> **Dataset entries**
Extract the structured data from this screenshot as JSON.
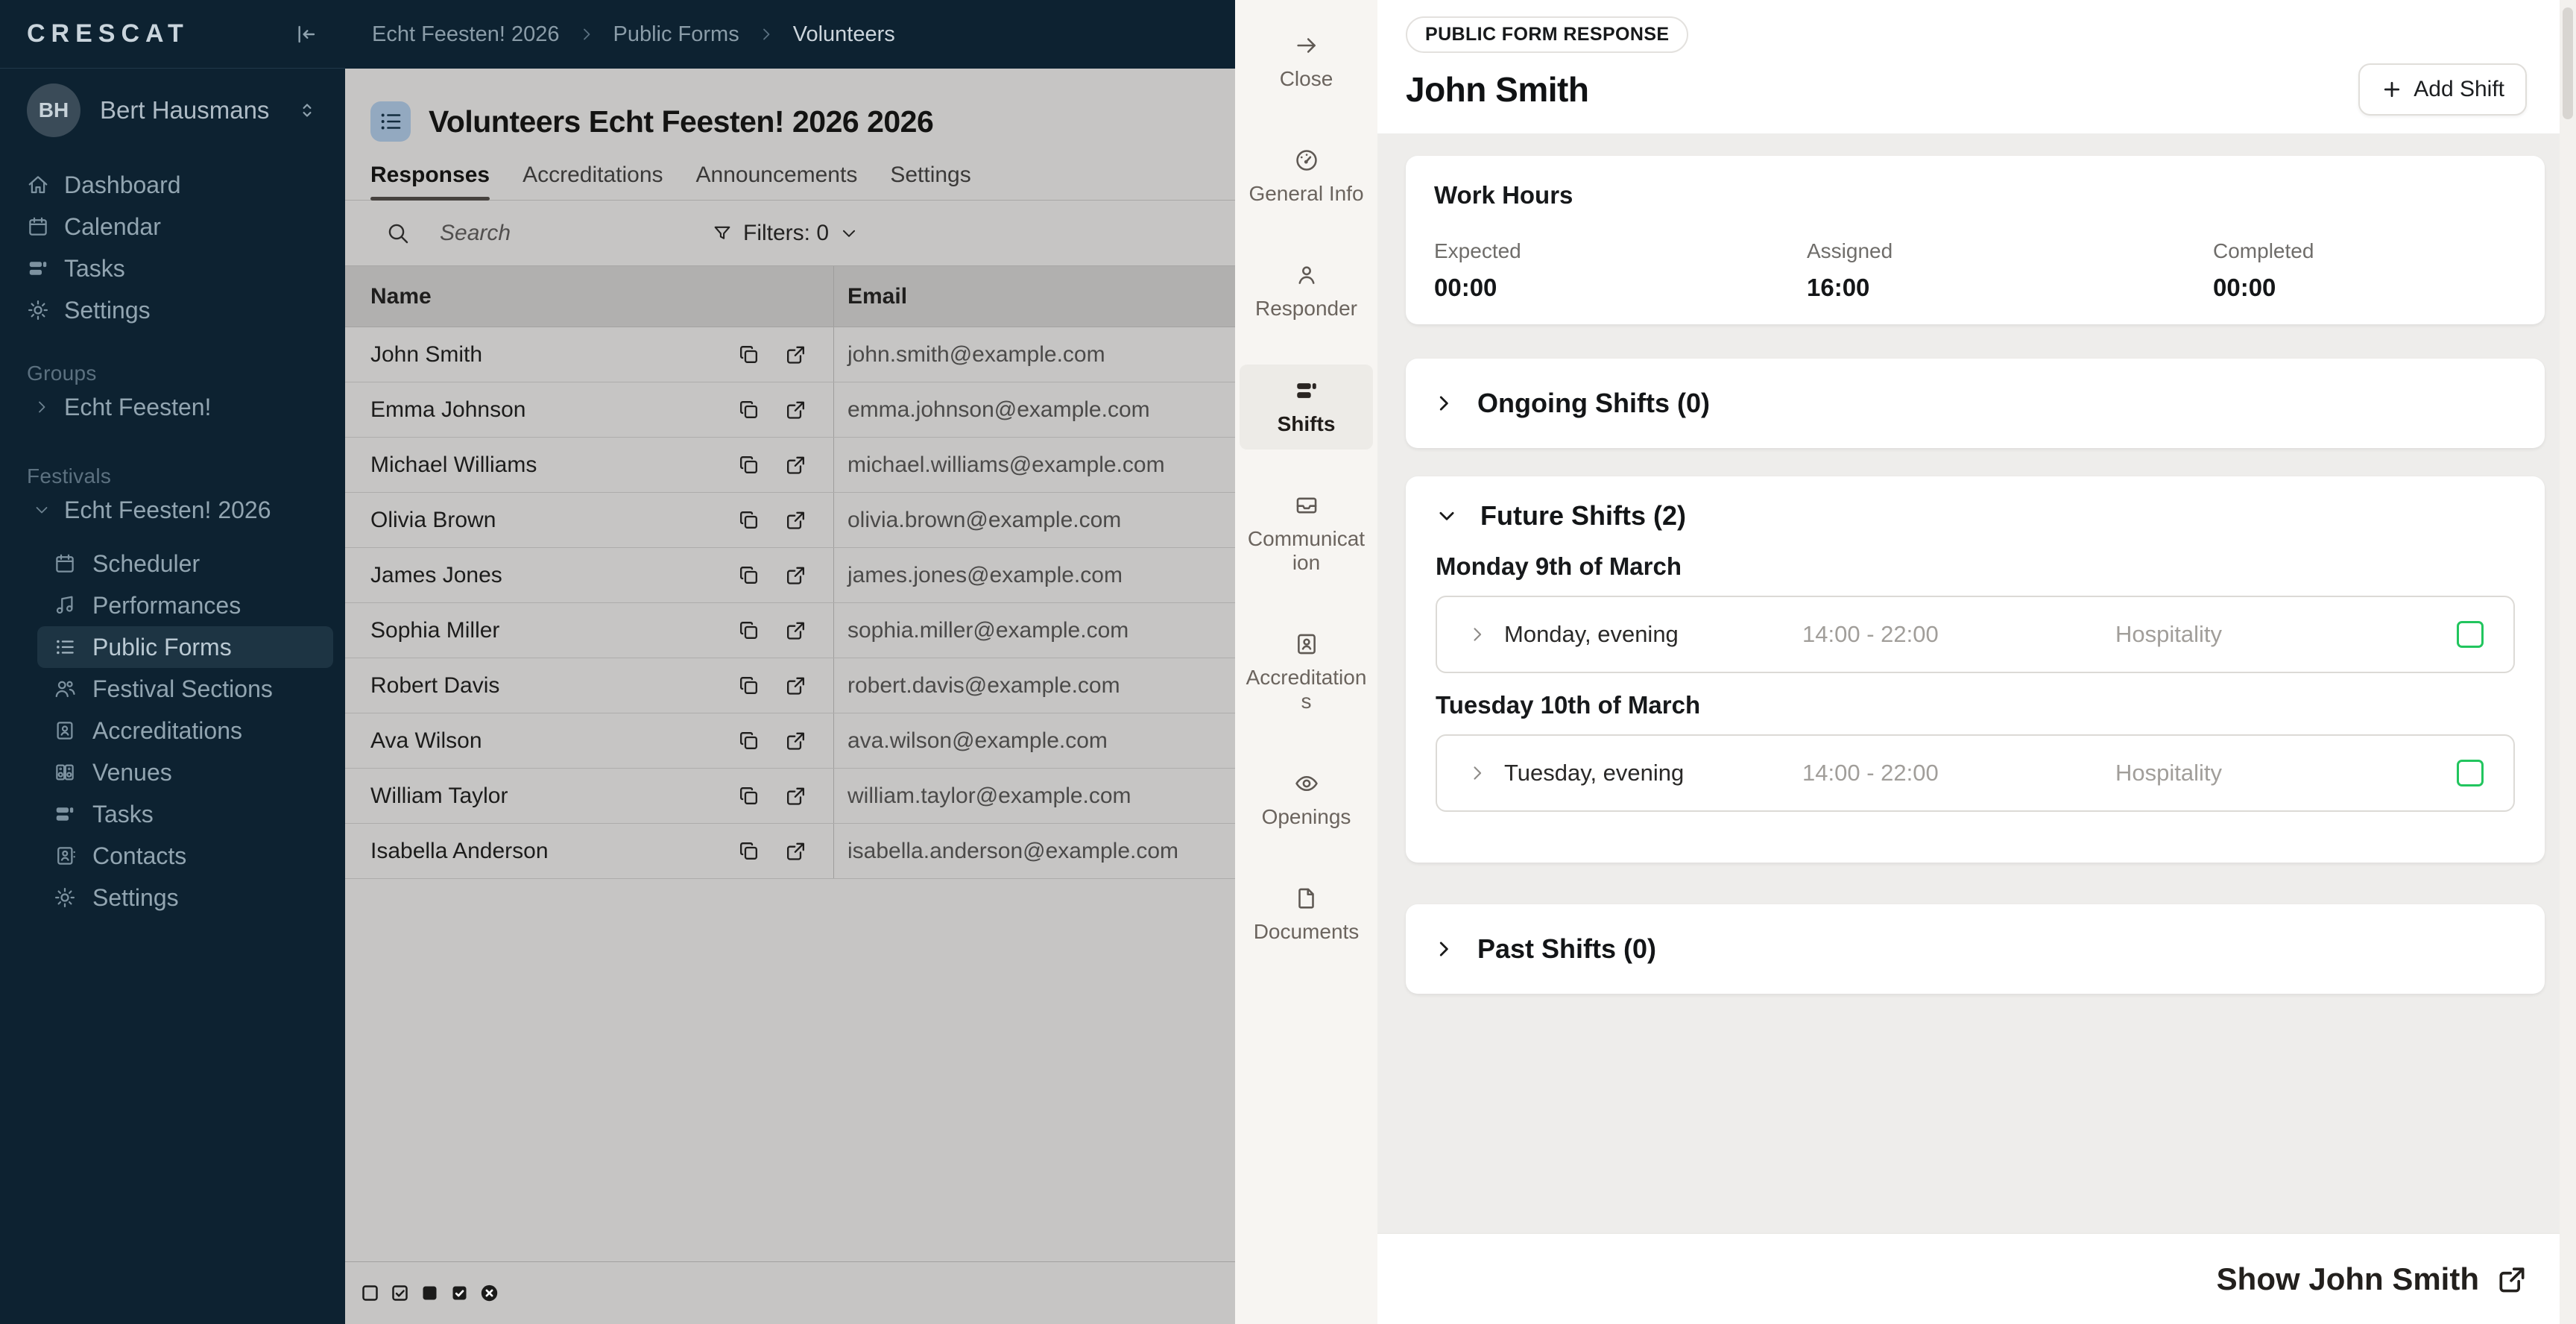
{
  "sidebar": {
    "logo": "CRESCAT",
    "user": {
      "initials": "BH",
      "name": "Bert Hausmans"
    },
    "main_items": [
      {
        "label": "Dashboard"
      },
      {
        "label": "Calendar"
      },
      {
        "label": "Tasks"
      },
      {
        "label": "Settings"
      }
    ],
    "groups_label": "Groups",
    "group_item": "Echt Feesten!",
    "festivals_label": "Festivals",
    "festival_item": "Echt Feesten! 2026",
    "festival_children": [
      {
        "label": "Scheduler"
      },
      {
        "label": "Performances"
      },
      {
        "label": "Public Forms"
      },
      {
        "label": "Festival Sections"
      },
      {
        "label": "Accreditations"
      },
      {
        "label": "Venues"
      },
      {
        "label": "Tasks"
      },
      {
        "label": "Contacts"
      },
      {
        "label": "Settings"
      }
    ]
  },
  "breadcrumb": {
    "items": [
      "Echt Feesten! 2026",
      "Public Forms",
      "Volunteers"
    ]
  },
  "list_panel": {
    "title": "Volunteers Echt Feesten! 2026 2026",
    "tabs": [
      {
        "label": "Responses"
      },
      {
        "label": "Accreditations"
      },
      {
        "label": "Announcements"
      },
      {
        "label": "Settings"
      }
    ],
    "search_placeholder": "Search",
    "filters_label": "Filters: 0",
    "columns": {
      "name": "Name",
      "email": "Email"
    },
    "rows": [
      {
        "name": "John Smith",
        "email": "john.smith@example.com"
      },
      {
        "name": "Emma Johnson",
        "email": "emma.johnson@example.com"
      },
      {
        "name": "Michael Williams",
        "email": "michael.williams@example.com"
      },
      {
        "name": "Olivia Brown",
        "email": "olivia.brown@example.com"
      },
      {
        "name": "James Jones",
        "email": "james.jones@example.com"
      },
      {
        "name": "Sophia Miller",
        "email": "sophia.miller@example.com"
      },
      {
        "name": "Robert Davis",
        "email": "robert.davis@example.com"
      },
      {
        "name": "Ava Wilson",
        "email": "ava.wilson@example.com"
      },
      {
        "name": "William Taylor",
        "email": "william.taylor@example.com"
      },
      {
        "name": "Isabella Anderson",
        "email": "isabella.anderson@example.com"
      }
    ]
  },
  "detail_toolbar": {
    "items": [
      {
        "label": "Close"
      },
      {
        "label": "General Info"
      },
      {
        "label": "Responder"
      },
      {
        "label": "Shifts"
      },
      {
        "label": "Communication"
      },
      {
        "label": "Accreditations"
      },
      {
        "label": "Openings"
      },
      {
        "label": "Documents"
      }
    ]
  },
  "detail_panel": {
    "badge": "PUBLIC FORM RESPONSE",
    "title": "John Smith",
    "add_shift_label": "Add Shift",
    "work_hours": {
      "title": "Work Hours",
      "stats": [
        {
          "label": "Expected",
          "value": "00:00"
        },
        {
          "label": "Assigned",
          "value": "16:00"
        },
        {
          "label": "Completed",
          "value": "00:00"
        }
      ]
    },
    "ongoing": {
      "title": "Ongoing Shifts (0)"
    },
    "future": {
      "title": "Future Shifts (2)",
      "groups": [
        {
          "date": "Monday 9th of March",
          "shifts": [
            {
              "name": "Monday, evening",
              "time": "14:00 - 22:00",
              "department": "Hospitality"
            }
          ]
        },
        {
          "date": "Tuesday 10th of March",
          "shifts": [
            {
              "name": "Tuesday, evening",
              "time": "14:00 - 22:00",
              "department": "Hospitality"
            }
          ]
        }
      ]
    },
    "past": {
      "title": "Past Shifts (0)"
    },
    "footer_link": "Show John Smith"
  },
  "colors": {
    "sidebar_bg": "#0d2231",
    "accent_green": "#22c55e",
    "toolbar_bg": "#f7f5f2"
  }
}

...

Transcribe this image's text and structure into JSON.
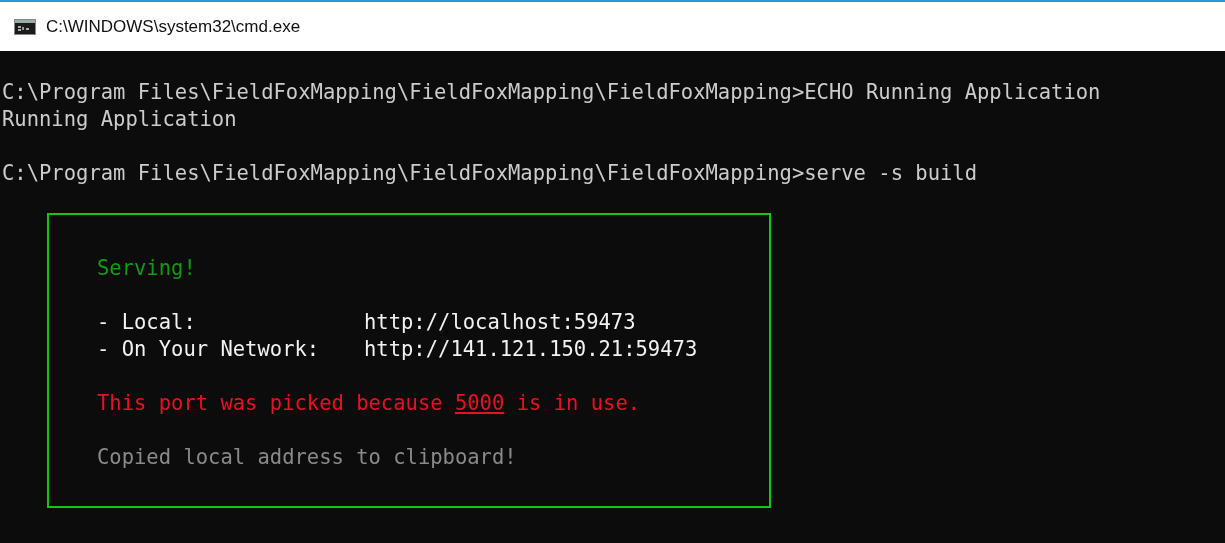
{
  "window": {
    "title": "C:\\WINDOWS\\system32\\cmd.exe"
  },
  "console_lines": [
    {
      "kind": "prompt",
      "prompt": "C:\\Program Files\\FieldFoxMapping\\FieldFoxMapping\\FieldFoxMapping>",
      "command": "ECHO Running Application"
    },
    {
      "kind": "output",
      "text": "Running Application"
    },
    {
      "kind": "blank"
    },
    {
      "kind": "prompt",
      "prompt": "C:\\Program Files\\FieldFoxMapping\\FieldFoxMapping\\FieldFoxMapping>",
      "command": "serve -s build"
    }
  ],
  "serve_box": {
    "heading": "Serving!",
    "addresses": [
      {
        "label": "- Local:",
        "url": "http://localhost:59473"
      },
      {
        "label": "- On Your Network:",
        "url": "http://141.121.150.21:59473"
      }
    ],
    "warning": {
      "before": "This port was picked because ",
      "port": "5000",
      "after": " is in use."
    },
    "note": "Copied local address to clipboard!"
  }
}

> **Stated problem**
Find every line above that contains the word "Feesten", and return each one.

> **Reply to the exercise**
    "group_item": "Echt Feesten!",
    "festival_item": "Echt Feesten! 2026",
      "Echt Feesten! 2026",
    "title": "Volunteers Echt Feesten! 2026 2026",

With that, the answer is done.